Select all lines in the records that include "JSON".

[Extracted records]
----------

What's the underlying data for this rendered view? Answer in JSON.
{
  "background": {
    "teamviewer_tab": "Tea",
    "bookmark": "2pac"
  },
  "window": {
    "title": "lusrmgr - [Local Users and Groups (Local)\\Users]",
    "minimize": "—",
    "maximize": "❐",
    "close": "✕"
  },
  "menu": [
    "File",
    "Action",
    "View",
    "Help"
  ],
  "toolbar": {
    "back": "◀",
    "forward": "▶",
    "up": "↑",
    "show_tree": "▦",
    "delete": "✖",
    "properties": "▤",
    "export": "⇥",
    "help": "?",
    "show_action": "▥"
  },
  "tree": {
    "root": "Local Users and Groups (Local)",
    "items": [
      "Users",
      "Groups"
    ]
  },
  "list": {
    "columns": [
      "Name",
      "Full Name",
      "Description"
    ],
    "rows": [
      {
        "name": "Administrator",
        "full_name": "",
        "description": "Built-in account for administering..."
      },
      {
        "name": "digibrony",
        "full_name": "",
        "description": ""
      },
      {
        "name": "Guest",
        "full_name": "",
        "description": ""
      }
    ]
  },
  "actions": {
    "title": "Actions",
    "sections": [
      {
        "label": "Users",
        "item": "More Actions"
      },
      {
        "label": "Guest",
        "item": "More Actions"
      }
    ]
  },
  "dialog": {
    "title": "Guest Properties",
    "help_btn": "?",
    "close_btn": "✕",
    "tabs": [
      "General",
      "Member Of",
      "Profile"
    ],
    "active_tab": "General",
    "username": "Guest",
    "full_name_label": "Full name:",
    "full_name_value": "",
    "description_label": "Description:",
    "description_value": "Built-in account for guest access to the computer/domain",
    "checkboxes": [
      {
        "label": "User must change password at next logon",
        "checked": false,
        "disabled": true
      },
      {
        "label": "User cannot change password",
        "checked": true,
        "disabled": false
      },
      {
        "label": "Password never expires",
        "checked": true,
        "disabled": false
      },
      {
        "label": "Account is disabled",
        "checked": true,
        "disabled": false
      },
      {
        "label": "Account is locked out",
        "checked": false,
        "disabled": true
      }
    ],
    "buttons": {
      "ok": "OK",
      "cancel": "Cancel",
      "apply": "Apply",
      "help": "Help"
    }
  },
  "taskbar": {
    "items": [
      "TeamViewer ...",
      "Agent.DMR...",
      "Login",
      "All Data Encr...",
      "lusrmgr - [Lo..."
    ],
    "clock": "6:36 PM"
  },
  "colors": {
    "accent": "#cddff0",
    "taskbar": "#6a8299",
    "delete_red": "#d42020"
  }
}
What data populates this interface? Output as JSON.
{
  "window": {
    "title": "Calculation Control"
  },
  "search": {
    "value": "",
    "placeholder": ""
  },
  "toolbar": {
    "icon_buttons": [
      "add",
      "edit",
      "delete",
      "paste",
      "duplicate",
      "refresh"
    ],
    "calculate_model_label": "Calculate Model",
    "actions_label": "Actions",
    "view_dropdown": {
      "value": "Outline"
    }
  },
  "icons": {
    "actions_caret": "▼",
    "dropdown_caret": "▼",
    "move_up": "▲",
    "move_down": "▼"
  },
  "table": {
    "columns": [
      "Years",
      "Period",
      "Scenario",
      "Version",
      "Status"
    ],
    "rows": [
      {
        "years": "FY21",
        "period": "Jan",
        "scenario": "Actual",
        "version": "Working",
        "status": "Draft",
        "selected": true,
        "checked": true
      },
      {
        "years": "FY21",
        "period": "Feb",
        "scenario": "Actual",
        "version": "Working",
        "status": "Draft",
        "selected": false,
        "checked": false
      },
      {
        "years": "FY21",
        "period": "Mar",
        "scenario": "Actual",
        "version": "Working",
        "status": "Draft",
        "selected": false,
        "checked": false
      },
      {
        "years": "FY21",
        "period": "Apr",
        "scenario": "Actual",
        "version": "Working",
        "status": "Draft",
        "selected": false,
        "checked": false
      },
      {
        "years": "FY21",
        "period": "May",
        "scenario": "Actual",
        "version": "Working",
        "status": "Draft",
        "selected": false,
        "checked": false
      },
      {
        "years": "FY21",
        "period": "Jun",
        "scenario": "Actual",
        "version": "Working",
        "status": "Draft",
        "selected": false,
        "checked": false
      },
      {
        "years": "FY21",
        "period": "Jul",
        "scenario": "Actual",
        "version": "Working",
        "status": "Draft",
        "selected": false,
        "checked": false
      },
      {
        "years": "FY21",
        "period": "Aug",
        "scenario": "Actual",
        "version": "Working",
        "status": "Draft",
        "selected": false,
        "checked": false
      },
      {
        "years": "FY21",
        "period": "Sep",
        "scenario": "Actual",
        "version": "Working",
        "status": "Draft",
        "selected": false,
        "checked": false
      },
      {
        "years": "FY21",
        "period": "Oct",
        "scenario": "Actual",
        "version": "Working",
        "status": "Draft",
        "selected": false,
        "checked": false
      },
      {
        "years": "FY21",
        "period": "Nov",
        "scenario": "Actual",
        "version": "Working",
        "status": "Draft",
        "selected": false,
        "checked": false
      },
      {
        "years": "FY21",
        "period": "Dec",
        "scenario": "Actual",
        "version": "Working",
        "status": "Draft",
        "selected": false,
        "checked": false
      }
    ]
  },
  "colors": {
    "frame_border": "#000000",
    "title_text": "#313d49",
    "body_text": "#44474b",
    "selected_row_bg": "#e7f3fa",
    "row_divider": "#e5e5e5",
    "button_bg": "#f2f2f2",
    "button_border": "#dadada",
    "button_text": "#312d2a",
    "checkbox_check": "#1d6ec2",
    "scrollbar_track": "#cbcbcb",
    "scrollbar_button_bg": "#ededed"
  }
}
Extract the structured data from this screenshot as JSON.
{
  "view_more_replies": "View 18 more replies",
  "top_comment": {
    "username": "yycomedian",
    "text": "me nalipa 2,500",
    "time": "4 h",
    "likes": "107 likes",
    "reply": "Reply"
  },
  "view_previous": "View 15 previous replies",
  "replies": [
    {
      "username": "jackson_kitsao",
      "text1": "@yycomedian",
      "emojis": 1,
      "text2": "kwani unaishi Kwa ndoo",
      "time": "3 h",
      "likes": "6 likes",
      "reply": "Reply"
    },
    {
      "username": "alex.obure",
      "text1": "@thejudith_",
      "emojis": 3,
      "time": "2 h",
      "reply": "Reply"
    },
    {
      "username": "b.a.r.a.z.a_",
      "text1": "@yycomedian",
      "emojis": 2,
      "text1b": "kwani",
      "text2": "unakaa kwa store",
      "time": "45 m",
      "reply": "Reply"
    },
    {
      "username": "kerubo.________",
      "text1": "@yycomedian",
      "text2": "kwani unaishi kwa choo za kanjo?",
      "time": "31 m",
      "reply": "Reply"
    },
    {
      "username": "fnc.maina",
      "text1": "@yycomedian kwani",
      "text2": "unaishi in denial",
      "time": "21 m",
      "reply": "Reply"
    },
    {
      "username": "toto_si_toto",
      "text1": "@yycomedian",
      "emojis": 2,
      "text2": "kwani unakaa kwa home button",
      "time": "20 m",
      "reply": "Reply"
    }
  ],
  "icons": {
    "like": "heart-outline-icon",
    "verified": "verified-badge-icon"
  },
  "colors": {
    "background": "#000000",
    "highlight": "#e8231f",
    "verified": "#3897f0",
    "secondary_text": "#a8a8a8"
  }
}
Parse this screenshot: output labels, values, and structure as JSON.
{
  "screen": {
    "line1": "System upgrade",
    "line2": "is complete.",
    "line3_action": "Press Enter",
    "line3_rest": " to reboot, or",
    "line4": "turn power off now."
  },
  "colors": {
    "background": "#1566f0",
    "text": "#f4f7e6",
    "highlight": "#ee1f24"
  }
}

----------

Finished task:
What's the underlying data for this rendered view? Answer in JSON.
What data populates this interface? Output as JSON.
Extract the structured data from this screenshot as JSON.
Parse this screenshot: output labels, values, and structure as JSON.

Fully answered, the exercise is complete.